SHORT TASK:
Return every entry exactly as written.

◇ ◇ ◇ ◇ ◇ ◇ ◇

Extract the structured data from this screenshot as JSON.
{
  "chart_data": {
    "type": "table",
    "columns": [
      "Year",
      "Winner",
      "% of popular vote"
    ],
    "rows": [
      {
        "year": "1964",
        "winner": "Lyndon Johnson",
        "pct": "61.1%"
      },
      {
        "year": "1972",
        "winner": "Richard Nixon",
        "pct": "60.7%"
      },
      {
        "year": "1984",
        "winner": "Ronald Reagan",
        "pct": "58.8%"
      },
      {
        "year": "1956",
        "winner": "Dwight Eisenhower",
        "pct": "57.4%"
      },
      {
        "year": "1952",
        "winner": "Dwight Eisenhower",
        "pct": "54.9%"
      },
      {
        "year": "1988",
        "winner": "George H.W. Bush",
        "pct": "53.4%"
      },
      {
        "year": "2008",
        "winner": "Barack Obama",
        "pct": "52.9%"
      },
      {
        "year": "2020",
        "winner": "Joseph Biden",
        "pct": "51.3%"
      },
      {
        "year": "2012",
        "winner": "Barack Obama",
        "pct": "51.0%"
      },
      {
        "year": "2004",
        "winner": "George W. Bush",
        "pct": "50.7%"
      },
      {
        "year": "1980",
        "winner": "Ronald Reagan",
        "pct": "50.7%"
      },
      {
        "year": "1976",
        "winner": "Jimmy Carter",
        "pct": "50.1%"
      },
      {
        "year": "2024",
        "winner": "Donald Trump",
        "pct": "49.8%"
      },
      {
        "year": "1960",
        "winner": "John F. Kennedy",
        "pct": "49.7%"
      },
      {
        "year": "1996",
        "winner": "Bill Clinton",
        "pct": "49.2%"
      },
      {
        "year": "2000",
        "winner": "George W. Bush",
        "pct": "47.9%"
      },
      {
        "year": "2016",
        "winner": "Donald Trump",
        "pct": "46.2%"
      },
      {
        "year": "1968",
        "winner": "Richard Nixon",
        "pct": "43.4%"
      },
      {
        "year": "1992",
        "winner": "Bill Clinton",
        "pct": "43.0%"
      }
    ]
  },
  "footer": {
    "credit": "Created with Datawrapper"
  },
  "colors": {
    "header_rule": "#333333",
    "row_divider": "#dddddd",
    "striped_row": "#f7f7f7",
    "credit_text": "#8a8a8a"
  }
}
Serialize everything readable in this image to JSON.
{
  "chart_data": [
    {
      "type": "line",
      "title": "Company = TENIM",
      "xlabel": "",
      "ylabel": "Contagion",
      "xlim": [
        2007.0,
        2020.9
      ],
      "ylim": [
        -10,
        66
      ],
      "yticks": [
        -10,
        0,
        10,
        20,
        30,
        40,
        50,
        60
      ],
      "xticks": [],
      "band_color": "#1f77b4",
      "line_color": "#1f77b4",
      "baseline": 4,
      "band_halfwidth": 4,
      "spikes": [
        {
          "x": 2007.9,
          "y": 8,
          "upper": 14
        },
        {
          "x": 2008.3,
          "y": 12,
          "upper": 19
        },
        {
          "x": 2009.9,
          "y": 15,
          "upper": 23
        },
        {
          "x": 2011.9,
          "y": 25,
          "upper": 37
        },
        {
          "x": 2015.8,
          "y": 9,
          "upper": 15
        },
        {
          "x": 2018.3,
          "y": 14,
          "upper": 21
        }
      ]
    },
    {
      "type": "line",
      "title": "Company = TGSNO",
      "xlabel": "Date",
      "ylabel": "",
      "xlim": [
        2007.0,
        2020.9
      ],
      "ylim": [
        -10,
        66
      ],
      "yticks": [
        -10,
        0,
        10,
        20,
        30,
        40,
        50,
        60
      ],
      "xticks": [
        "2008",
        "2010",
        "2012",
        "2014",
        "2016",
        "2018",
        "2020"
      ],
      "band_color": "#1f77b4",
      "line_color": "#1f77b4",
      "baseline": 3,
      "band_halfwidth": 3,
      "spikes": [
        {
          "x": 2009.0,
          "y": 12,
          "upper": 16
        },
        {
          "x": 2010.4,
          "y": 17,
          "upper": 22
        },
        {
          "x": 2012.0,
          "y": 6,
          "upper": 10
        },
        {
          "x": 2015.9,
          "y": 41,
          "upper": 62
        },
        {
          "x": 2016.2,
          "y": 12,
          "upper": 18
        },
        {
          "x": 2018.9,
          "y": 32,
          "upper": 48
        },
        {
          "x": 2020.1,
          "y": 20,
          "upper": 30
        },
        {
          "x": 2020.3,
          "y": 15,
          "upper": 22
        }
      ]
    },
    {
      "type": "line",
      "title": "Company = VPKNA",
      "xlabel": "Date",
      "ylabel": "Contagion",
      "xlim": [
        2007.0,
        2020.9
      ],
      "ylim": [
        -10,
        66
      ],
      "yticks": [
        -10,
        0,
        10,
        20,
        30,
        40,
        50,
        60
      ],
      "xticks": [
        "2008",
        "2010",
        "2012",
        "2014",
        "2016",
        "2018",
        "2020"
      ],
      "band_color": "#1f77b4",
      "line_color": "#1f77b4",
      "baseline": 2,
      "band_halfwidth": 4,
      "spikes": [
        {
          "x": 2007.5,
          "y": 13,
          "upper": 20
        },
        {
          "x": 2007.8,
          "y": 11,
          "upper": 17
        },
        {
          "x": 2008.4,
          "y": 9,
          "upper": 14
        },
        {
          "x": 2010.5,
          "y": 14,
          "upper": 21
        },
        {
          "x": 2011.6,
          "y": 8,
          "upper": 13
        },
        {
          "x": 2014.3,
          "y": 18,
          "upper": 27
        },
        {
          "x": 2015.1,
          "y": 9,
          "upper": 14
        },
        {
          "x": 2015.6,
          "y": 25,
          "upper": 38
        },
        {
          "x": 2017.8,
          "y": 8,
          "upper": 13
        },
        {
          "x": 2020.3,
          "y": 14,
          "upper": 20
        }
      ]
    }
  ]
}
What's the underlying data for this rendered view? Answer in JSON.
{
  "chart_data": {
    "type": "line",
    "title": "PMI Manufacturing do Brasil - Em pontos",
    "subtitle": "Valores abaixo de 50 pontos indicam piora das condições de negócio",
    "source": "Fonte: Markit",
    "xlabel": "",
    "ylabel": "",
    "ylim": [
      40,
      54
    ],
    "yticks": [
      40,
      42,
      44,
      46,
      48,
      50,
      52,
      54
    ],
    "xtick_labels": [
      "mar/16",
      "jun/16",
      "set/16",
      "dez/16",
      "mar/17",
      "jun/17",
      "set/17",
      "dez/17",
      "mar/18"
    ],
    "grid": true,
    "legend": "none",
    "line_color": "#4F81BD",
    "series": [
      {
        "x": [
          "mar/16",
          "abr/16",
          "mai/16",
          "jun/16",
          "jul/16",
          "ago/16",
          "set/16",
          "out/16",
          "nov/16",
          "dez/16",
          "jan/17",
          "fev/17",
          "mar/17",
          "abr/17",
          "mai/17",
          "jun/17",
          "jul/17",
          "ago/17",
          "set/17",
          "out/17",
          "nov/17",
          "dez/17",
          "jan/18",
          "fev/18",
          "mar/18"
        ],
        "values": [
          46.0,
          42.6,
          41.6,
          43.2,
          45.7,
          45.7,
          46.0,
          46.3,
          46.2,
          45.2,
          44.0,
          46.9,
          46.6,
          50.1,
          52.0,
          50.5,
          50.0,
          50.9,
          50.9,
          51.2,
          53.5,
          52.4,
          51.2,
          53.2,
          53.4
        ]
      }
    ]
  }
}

◇ ◇ ◇ ◇ ◇ ◇ ◇

COMPLETE RESPONSE:
Extract the structured data from this screenshot as JSON.
{
  "chart_data": {
    "type": "table",
    "columns": [
      "Year",
      "Winner",
      "% of popular vote"
    ],
    "rows": [
      {
        "year": "1964",
        "winner": "Lyndon Johnson",
        "pct": "61.1%"
      },
      {
        "year": "1972",
        "winner": "Richard Nixon",
        "pct": "60.7%"
      },
      {
        "year": "1984",
        "winner": "Ronald Reagan",
        "pct": "58.8%"
      },
      {
        "year": "1956",
        "winner": "Dwight Eisenhower",
        "pct": "57.4%"
      },
      {
        "year": "1952",
        "winner": "Dwight Eisenhower",
        "pct": "54.9%"
      },
      {
        "year": "1988",
        "winner": "George H.W. Bush",
        "pct": "53.4%"
      },
      {
        "year": "2008",
        "winner": "Barack Obama",
        "pct": "52.9%"
      },
      {
        "year": "2020",
        "winner": "Joseph Biden",
        "pct": "51.3%"
      },
      {
        "year": "2012",
        "winner": "Barack Obama",
        "pct": "51.0%"
      },
      {
        "year": "2004",
        "winner": "George W. Bush",
        "pct": "50.7%"
      },
      {
        "year": "1980",
        "winner": "Ronald Reagan",
        "pct": "50.7%"
      },
      {
        "year": "1976",
        "winner": "Jimmy Carter",
        "pct": "50.1%"
      },
      {
        "year": "2024",
        "winner": "Donald Trump",
        "pct": "49.8%"
      },
      {
        "year": "1960",
        "winner": "John F. Kennedy",
        "pct": "49.7%"
      },
      {
        "year": "1996",
        "winner": "Bill Clinton",
        "pct": "49.2%"
      },
      {
        "year": "2000",
        "winner": "George W. Bush",
        "pct": "47.9%"
      },
      {
        "year": "2016",
        "winner": "Donald Trump",
        "pct": "46.2%"
      },
      {
        "year": "1968",
        "winner": "Richard Nixon",
        "pct": "43.4%"
      },
      {
        "year": "1992",
        "winner": "Bill Clinton",
        "pct": "43.0%"
      }
    ]
  },
  "footer": {
    "credit": "Created with Datawrapper"
  },
  "colors": {
    "header_rule": "#333333",
    "row_divider": "#dddddd",
    "striped_row": "#f7f7f7",
    "credit_text": "#8a8a8a"
  }
}
Serialize everything readable in this image to JSON.
{
  "chart_data": [
    {
      "type": "line",
      "title": "Company = TENIM",
      "xlabel": "",
      "ylabel": "Contagion",
      "xlim": [
        2007.0,
        2020.9
      ],
      "ylim": [
        -10,
        66
      ],
      "yticks": [
        -10,
        0,
        10,
        20,
        30,
        40,
        50,
        60
      ],
      "xticks": [],
      "band_color": "#1f77b4",
      "line_color": "#1f77b4",
      "baseline": 4,
      "band_halfwidth": 4,
      "spikes": [
        {
          "x": 2007.9,
          "y": 8,
          "upper": 14
        },
        {
          "x": 2008.3,
          "y": 12,
          "upper": 19
        },
        {
          "x": 2009.9,
          "y": 15,
          "upper": 23
        },
        {
          "x": 2011.9,
          "y": 25,
          "upper": 37
        },
        {
          "x": 2015.8,
          "y": 9,
          "upper": 15
        },
        {
          "x": 2018.3,
          "y": 14,
          "upper": 21
        }
      ]
    },
    {
      "type": "line",
      "title": "Company = TGSNO",
      "xlabel": "Date",
      "ylabel": "",
      "xlim": [
        2007.0,
        2020.9
      ],
      "ylim": [
        -10,
        66
      ],
      "yticks": [
        -10,
        0,
        10,
        20,
        30,
        40,
        50,
        60
      ],
      "xticks": [
        "2008",
        "2010",
        "2012",
        "2014",
        "2016",
        "2018",
        "2020"
      ],
      "band_color": "#1f77b4",
      "line_color": "#1f77b4",
      "baseline": 3,
      "band_halfwidth": 3,
      "spikes": [
        {
          "x": 2009.0,
          "y": 12,
          "upper": 16
        },
        {
          "x": 2010.4,
          "y": 17,
          "upper": 22
        },
        {
          "x": 2012.0,
          "y": 6,
          "upper": 10
        },
        {
          "x": 2015.9,
          "y": 41,
          "upper": 62
        },
        {
          "x": 2016.2,
          "y": 12,
          "upper": 18
        },
        {
          "x": 2018.9,
          "y": 32,
          "upper": 48
        },
        {
          "x": 2020.1,
          "y": 20,
          "upper": 30
        },
        {
          "x": 2020.3,
          "y": 15,
          "upper": 22
        }
      ]
    },
    {
      "type": "line",
      "title": "Company = VPKNA",
      "xlabel": "Date",
      "ylabel": "Contagion",
      "xlim": [
        2007.0,
        2020.9
      ],
      "ylim": [
        -10,
        66
      ],
      "yticks": [
        -10,
        0,
        10,
        20,
        30,
        40,
        50,
        60
      ],
      "xticks": [
        "2008",
        "2010",
        "2012",
        "2014",
        "2016",
        "2018",
        "2020"
      ],
      "band_color": "#1f77b4",
      "line_color": "#1f77b4",
      "baseline": 2,
      "band_halfwidth": 4,
      "spikes": [
        {
          "x": 2007.5,
          "y": 13,
          "upper": 20
        },
        {
          "x": 2007.8,
          "y": 11,
          "upper": 17
        },
        {
          "x": 2008.4,
          "y": 9,
          "upper": 14
        },
        {
          "x": 2010.5,
          "y": 14,
          "upper": 21
        },
        {
          "x": 2011.6,
          "y": 8,
          "upper": 13
        },
        {
          "x": 2014.3,
          "y": 18,
          "upper": 27
        },
        {
          "x": 2015.1,
          "y": 9,
          "upper": 14
        },
        {
          "x": 2015.6,
          "y": 25,
          "upper": 38
        },
        {
          "x": 2017.8,
          "y": 8,
          "upper": 13
        },
        {
          "x": 2020.3,
          "y": 14,
          "upper": 20
        }
      ]
    }
  ]
}
What's the underlying data for this rendered view? Answer in JSON.
{
  "chart_data": {
    "type": "line",
    "title": "PMI Manufacturing do Brasil - Em pontos",
    "subtitle": "Valores abaixo de 50 pontos indicam piora das condições de negócio",
    "source": "Fonte: Markit",
    "xlabel": "",
    "ylabel": "",
    "ylim": [
      40,
      54
    ],
    "yticks": [
      40,
      42,
      44,
      46,
      48,
      50,
      52,
      54
    ],
    "xtick_labels": [
      "mar/16",
      "jun/16",
      "set/16",
      "dez/16",
      "mar/17",
      "jun/17",
      "set/17",
      "dez/17",
      "mar/18"
    ],
    "grid": true,
    "legend": "none",
    "line_color": "#4F81BD",
    "series": [
      {
        "x": [
          "mar/16",
          "abr/16",
          "mai/16",
          "jun/16",
          "jul/16",
          "ago/16",
          "set/16",
          "out/16",
          "nov/16",
          "dez/16",
          "jan/17",
          "fev/17",
          "mar/17",
          "abr/17",
          "mai/17",
          "jun/17",
          "jul/17",
          "ago/17",
          "set/17",
          "out/17",
          "nov/17",
          "dez/17",
          "jan/18",
          "fev/18",
          "mar/18"
        ],
        "values": [
          46.0,
          42.6,
          41.6,
          43.2,
          45.7,
          45.7,
          46.0,
          46.3,
          46.2,
          45.2,
          44.0,
          46.9,
          46.6,
          50.1,
          52.0,
          50.5,
          50.0,
          50.9,
          50.9,
          51.2,
          53.5,
          52.4,
          51.2,
          53.2,
          53.4
        ]
      }
    ]
  }
}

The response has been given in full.